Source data
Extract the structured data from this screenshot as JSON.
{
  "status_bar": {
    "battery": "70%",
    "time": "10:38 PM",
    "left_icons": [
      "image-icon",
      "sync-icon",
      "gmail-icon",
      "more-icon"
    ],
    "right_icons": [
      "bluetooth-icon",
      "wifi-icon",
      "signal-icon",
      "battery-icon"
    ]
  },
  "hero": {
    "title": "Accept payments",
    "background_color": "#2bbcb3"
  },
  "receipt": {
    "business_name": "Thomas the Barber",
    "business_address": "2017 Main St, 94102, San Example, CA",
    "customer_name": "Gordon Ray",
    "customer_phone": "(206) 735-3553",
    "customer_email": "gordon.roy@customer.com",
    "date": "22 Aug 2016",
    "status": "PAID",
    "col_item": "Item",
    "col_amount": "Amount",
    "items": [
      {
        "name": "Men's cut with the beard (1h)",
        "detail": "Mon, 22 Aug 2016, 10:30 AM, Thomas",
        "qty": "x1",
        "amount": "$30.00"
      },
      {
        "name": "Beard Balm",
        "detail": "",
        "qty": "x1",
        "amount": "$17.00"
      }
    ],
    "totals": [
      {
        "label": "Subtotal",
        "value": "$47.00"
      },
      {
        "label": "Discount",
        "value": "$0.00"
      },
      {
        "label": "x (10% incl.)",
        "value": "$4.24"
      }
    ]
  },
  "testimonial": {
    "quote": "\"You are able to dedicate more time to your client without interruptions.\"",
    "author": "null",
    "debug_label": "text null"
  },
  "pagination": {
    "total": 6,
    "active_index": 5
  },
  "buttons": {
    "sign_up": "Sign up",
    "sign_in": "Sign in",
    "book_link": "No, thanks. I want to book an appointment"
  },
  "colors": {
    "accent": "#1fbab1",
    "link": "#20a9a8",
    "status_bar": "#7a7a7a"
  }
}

Task requirements
Copy every record exactly as presented.

Result of this task
Extract the structured data from this screenshot as JSON.
{
  "status_bar": {
    "battery": "70%",
    "time": "10:38 PM",
    "left_icons": [
      "image-icon",
      "sync-icon",
      "gmail-icon",
      "more-icon"
    ],
    "right_icons": [
      "bluetooth-icon",
      "wifi-icon",
      "signal-icon",
      "battery-icon"
    ]
  },
  "hero": {
    "title": "Accept payments",
    "background_color": "#2bbcb3"
  },
  "receipt": {
    "business_name": "Thomas the Barber",
    "business_address": "2017 Main St, 94102, San Example, CA",
    "customer_name": "Gordon Ray",
    "customer_phone": "(206) 735-3553",
    "customer_email": "gordon.roy@customer.com",
    "date": "22 Aug 2016",
    "status": "PAID",
    "col_item": "Item",
    "col_amount": "Amount",
    "items": [
      {
        "name": "Men's cut with the beard (1h)",
        "detail": "Mon, 22 Aug 2016, 10:30 AM, Thomas",
        "qty": "x1",
        "amount": "$30.00"
      },
      {
        "name": "Beard Balm",
        "detail": "",
        "qty": "x1",
        "amount": "$17.00"
      }
    ],
    "totals": [
      {
        "label": "Subtotal",
        "value": "$47.00"
      },
      {
        "label": "Discount",
        "value": "$0.00"
      },
      {
        "label": "x (10% incl.)",
        "value": "$4.24"
      }
    ]
  },
  "testimonial": {
    "quote": "\"You are able to dedicate more time to your client without interruptions.\"",
    "author": "null",
    "debug_label": "text null"
  },
  "pagination": {
    "total": 6,
    "active_index": 5
  },
  "buttons": {
    "sign_up": "Sign up",
    "sign_in": "Sign in",
    "book_link": "No, thanks. I want to book an appointment"
  },
  "colors": {
    "accent": "#1fbab1",
    "link": "#20a9a8",
    "status_bar": "#7a7a7a"
  }
}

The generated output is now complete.